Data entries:
□ □ □ □
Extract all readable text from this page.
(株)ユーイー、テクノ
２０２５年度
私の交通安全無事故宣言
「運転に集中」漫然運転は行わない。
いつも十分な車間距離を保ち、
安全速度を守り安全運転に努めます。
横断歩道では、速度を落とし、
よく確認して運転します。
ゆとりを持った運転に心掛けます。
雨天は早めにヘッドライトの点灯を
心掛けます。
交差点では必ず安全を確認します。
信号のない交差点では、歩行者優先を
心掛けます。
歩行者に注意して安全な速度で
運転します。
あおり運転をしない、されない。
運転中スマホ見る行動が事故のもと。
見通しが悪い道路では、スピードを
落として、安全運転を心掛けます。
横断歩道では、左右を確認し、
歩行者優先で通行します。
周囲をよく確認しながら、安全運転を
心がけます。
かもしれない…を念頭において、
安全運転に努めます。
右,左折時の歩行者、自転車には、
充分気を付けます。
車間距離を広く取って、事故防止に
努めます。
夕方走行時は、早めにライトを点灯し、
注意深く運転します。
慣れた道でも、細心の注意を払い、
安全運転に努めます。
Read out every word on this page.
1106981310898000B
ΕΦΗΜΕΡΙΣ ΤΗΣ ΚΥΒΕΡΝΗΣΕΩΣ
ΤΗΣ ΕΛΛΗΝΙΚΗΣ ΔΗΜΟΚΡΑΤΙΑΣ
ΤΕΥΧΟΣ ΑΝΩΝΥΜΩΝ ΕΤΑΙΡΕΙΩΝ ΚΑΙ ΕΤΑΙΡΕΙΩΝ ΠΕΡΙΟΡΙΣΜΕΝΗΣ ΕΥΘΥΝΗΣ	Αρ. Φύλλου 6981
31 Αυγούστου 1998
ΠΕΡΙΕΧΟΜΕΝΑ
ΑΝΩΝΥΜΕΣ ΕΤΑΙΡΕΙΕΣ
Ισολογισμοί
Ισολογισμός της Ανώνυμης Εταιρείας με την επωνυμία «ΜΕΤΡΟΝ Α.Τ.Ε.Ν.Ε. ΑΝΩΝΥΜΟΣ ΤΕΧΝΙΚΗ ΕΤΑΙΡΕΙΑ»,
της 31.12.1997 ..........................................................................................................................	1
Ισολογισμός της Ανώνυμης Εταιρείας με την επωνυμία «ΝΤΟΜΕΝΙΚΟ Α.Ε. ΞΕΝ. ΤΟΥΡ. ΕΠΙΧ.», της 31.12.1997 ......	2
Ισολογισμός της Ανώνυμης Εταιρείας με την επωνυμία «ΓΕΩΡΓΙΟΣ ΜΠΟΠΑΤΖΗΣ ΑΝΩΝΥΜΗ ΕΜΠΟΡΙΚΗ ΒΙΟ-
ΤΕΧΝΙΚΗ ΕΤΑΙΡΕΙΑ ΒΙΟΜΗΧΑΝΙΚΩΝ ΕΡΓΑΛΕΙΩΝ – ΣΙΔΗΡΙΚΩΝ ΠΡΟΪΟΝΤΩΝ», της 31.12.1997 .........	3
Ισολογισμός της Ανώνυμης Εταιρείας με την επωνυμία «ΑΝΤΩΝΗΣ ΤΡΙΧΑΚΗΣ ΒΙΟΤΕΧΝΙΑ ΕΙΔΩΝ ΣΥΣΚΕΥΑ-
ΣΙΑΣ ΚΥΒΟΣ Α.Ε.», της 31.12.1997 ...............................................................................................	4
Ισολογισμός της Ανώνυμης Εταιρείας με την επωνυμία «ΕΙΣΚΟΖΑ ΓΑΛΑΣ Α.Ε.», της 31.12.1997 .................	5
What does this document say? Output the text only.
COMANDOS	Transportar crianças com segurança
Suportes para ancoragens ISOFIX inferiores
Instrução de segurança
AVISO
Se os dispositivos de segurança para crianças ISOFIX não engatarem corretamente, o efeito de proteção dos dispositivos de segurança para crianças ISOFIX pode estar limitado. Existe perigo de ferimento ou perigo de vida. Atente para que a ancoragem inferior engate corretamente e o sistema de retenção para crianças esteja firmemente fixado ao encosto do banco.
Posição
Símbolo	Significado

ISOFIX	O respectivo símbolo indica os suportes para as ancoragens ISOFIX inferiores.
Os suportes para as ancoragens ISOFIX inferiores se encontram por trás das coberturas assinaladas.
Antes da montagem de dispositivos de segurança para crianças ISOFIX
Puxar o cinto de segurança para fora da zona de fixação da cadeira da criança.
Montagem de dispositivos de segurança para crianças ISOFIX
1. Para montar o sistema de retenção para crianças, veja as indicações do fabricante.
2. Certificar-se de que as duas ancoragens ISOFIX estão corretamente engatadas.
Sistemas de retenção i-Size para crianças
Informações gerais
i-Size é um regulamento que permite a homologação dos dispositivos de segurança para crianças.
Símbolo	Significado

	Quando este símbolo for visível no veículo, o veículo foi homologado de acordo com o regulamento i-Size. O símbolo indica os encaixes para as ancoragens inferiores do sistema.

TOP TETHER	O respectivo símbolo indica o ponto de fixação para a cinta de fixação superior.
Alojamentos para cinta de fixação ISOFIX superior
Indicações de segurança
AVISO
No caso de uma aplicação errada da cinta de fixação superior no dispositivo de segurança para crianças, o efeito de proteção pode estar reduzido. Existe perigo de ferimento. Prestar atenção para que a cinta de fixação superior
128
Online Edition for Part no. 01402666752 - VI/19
□ □ □ □
Task goal: Copy each entry exactly, with nothing added or dropped.

Response to the exercise:
Extract all readable text from this page.
(株)ユーイー、テクノ
２０２５年度
私の交通安全無事故宣言
「運転に集中」漫然運転は行わない。
いつも十分な車間距離を保ち、
安全速度を守り安全運転に努めます。
横断歩道では、速度を落とし、
よく確認して運転します。
ゆとりを持った運転に心掛けます。
雨天は早めにヘッドライトの点灯を
心掛けます。
交差点では必ず安全を確認します。
信号のない交差点では、歩行者優先を
心掛けます。
歩行者に注意して安全な速度で
運転します。
あおり運転をしない、されない。
運転中スマホ見る行動が事故のもと。
見通しが悪い道路では、スピードを
落として、安全運転を心掛けます。
横断歩道では、左右を確認し、
歩行者優先で通行します。
周囲をよく確認しながら、安全運転を
心がけます。
かもしれない…を念頭において、
安全運転に努めます。
右,左折時の歩行者、自転車には、
充分気を付けます。
車間距離を広く取って、事故防止に
努めます。
夕方走行時は、早めにライトを点灯し、
注意深く運転します。
慣れた道でも、細心の注意を払い、
安全運転に努めます。
Read out every word on this page.
1106981310898000B
ΕΦΗΜΕΡΙΣ ΤΗΣ ΚΥΒΕΡΝΗΣΕΩΣ
ΤΗΣ ΕΛΛΗΝΙΚΗΣ ΔΗΜΟΚΡΑΤΙΑΣ
ΤΕΥΧΟΣ ΑΝΩΝΥΜΩΝ ΕΤΑΙΡΕΙΩΝ ΚΑΙ ΕΤΑΙΡΕΙΩΝ ΠΕΡΙΟΡΙΣΜΕΝΗΣ ΕΥΘΥΝΗΣ	Αρ. Φύλλου 6981
31 Αυγούστου 1998
ΠΕΡΙΕΧΟΜΕΝΑ
ΑΝΩΝΥΜΕΣ ΕΤΑΙΡΕΙΕΣ
Ισολογισμοί
Ισολογισμός της Ανώνυμης Εταιρείας με την επωνυμία «ΜΕΤΡΟΝ Α.Τ.Ε.Ν.Ε. ΑΝΩΝΥΜΟΣ ΤΕΧΝΙΚΗ ΕΤΑΙΡΕΙΑ»,
της 31.12.1997 ..........................................................................................................................	1
Ισολογισμός της Ανώνυμης Εταιρείας με την επωνυμία «ΝΤΟΜΕΝΙΚΟ Α.Ε. ΞΕΝ. ΤΟΥΡ. ΕΠΙΧ.», της 31.12.1997 ......	2
Ισολογισμός της Ανώνυμης Εταιρείας με την επωνυμία «ΓΕΩΡΓΙΟΣ ΜΠΟΠΑΤΖΗΣ ΑΝΩΝΥΜΗ ΕΜΠΟΡΙΚΗ ΒΙΟ-
ΤΕΧΝΙΚΗ ΕΤΑΙΡΕΙΑ ΒΙΟΜΗΧΑΝΙΚΩΝ ΕΡΓΑΛΕΙΩΝ – ΣΙΔΗΡΙΚΩΝ ΠΡΟΪΟΝΤΩΝ», της 31.12.1997 .........	3
Ισολογισμός της Ανώνυμης Εταιρείας με την επωνυμία «ΑΝΤΩΝΗΣ ΤΡΙΧΑΚΗΣ ΒΙΟΤΕΧΝΙΑ ΕΙΔΩΝ ΣΥΣΚΕΥΑ-
ΣΙΑΣ ΚΥΒΟΣ Α.Ε.», της 31.12.1997 ...............................................................................................	4
Ισολογισμός της Ανώνυμης Εταιρείας με την επωνυμία «ΕΙΣΚΟΖΑ ΓΑΛΑΣ Α.Ε.», της 31.12.1997 .................	5
What does this document say? Output the text only.
COMANDOS	Transportar crianças com segurança
Suportes para ancoragens ISOFIX inferiores
Instrução de segurança
AVISO
Se os dispositivos de segurança para crianças ISOFIX não engatarem corretamente, o efeito de proteção dos dispositivos de segurança para crianças ISOFIX pode estar limitado. Existe perigo de ferimento ou perigo de vida. Atente para que a ancoragem inferior engate corretamente e o sistema de retenção para crianças esteja firmemente fixado ao encosto do banco.
Posição
Símbolo	Significado

ISOFIX	O respectivo símbolo indica os suportes para as ancoragens ISOFIX inferiores.
Os suportes para as ancoragens ISOFIX inferiores se encontram por trás das coberturas assinaladas.
Antes da montagem de dispositivos de segurança para crianças ISOFIX
Puxar o cinto de segurança para fora da zona de fixação da cadeira da criança.
Montagem de dispositivos de segurança para crianças ISOFIX
1. Para montar o sistema de retenção para crianças, veja as indicações do fabricante.
2. Certificar-se de que as duas ancoragens ISOFIX estão corretamente engatadas.
Sistemas de retenção i-Size para crianças
Informações gerais
i-Size é um regulamento que permite a homologação dos dispositivos de segurança para crianças.
Símbolo	Significado

	Quando este símbolo for visível no veículo, o veículo foi homologado de acordo com o regulamento i-Size. O símbolo indica os encaixes para as ancoragens inferiores do sistema.

TOP TETHER	O respectivo símbolo indica o ponto de fixação para a cinta de fixação superior.
Alojamentos para cinta de fixação ISOFIX superior
Indicações de segurança
AVISO
No caso de uma aplicação errada da cinta de fixação superior no dispositivo de segurança para crianças, o efeito de proteção pode estar reduzido. Existe perigo de ferimento. Prestar atenção para que a cinta de fixação superior
128
Online Edition for Part no. 01402666752 - VI/19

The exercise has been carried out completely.